:: DATA RECORDS ::

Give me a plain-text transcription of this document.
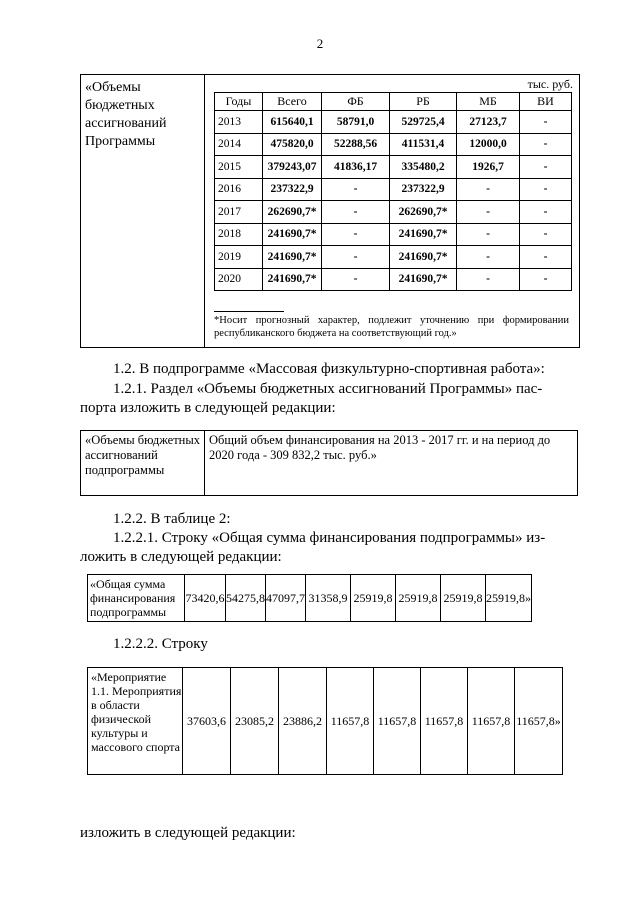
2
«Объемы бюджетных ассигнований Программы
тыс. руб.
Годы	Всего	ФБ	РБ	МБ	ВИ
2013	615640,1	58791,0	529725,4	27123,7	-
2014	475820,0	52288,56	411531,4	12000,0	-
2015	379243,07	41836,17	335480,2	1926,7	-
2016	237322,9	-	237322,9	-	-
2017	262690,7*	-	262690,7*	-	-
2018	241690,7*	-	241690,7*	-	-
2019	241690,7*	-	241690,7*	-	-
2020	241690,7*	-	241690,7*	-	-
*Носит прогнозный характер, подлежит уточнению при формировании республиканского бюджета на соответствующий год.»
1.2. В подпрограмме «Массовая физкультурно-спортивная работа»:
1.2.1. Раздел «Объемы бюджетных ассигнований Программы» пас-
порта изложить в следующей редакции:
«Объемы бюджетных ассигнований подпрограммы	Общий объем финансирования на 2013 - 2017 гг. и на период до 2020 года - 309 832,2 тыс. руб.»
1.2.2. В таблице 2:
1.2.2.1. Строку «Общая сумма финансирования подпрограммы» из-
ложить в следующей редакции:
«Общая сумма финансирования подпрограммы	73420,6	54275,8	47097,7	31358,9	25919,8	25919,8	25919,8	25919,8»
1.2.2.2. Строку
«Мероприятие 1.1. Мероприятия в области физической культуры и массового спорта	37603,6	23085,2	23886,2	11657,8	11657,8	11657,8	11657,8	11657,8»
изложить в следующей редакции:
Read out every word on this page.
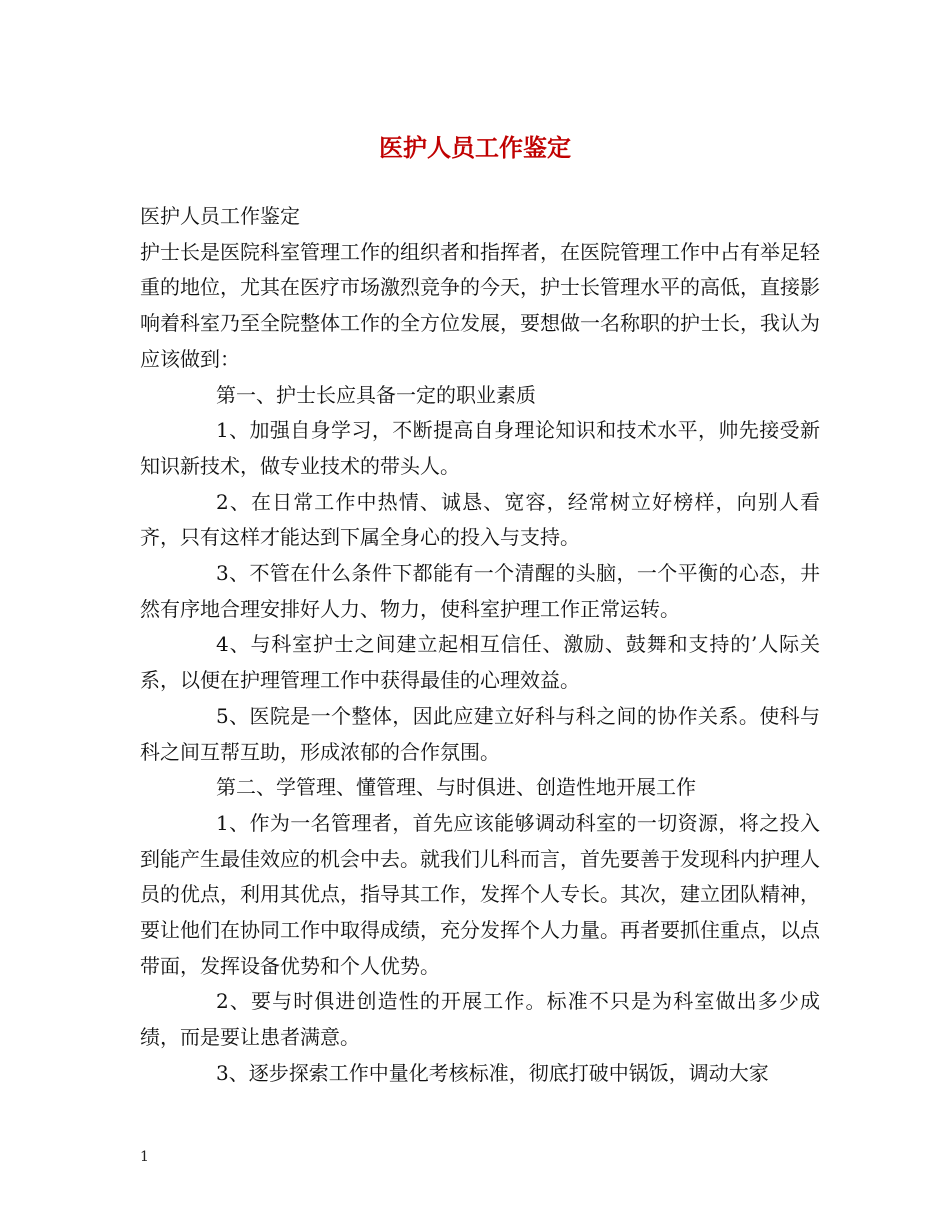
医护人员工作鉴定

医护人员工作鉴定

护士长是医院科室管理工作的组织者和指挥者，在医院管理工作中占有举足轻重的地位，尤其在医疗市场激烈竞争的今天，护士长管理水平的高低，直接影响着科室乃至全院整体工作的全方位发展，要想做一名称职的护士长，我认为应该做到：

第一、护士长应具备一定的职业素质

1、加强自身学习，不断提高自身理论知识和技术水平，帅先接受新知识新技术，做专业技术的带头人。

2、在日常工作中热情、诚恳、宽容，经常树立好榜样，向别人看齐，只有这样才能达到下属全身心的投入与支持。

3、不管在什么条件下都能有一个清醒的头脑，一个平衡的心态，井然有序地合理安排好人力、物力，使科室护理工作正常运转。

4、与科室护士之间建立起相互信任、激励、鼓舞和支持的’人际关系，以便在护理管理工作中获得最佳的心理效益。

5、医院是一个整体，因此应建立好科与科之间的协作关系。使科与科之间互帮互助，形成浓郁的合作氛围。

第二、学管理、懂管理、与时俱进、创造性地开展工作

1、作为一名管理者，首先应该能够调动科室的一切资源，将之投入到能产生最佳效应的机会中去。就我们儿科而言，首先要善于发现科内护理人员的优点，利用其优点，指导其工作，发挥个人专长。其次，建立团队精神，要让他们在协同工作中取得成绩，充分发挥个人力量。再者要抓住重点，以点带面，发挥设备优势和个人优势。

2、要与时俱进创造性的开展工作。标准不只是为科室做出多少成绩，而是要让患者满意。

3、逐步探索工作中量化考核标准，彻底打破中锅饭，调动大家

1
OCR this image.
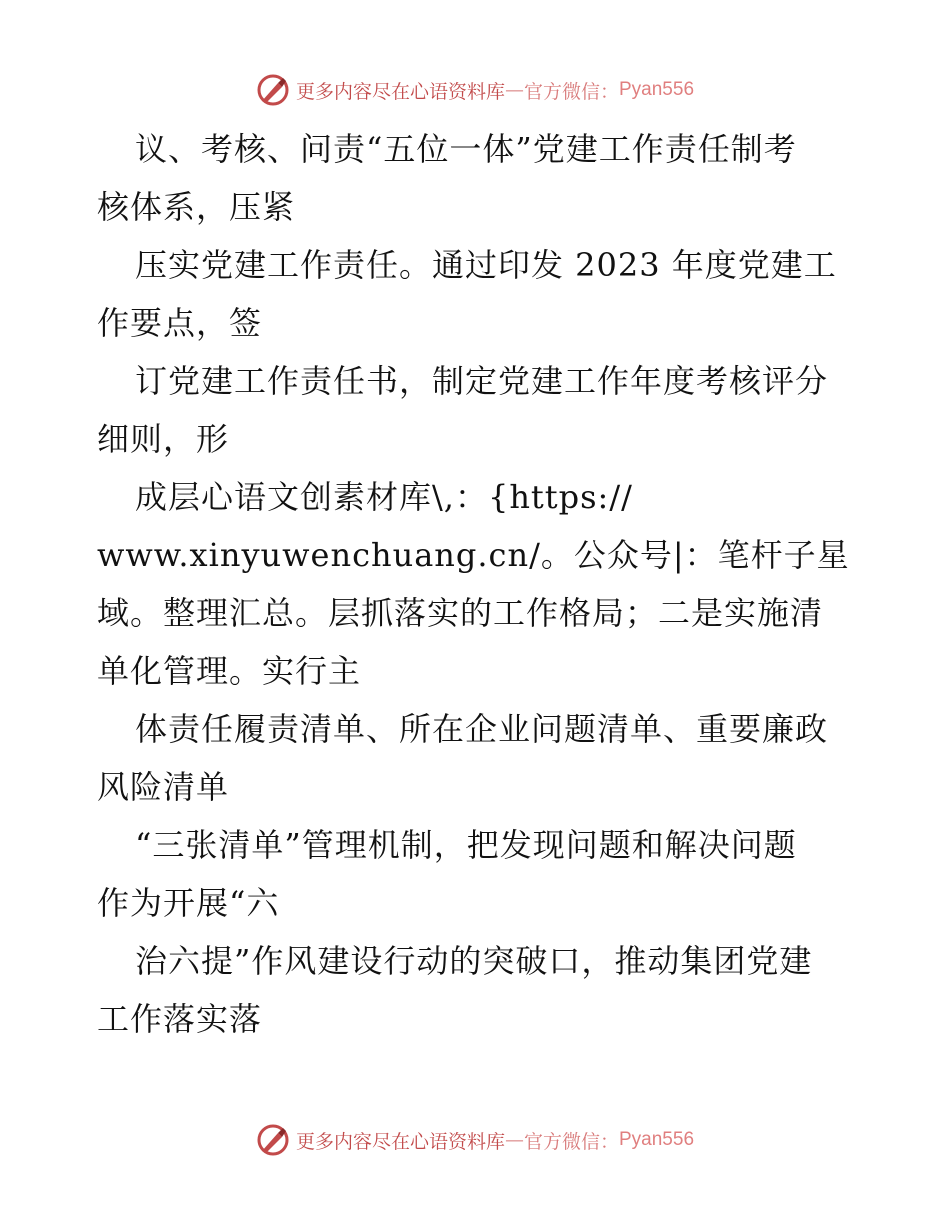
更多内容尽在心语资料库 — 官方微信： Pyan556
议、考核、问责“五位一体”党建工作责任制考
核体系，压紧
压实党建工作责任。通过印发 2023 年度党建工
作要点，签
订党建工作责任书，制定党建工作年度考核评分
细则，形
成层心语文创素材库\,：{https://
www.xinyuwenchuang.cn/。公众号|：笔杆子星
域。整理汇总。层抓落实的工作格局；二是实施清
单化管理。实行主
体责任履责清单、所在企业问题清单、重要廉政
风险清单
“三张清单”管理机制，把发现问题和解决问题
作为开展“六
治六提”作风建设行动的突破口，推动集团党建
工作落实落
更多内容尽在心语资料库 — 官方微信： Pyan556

:::
:: DATA RECORDS ::

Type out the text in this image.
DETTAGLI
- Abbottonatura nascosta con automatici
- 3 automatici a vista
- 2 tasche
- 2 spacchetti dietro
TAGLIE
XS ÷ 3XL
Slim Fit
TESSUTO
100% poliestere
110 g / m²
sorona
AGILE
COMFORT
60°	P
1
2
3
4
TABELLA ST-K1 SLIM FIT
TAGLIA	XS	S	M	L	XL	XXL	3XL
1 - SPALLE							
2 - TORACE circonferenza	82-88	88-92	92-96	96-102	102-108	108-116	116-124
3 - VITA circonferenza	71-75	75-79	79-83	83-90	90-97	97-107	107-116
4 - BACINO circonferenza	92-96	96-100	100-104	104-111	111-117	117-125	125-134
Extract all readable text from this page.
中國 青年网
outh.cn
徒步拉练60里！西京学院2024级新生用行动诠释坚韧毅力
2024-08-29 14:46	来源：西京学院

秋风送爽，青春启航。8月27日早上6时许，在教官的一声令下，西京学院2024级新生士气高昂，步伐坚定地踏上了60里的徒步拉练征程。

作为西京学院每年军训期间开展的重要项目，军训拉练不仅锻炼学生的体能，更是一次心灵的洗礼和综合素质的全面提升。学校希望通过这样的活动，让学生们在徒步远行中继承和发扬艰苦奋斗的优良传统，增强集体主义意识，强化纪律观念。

:::

● **INSTRUCTIONS FOR THE TASK**
Search the data for the word "image" and copy each line where it appears.

● **WRITTEN RESPONSE**
OCR this image.
Type out the text in this image.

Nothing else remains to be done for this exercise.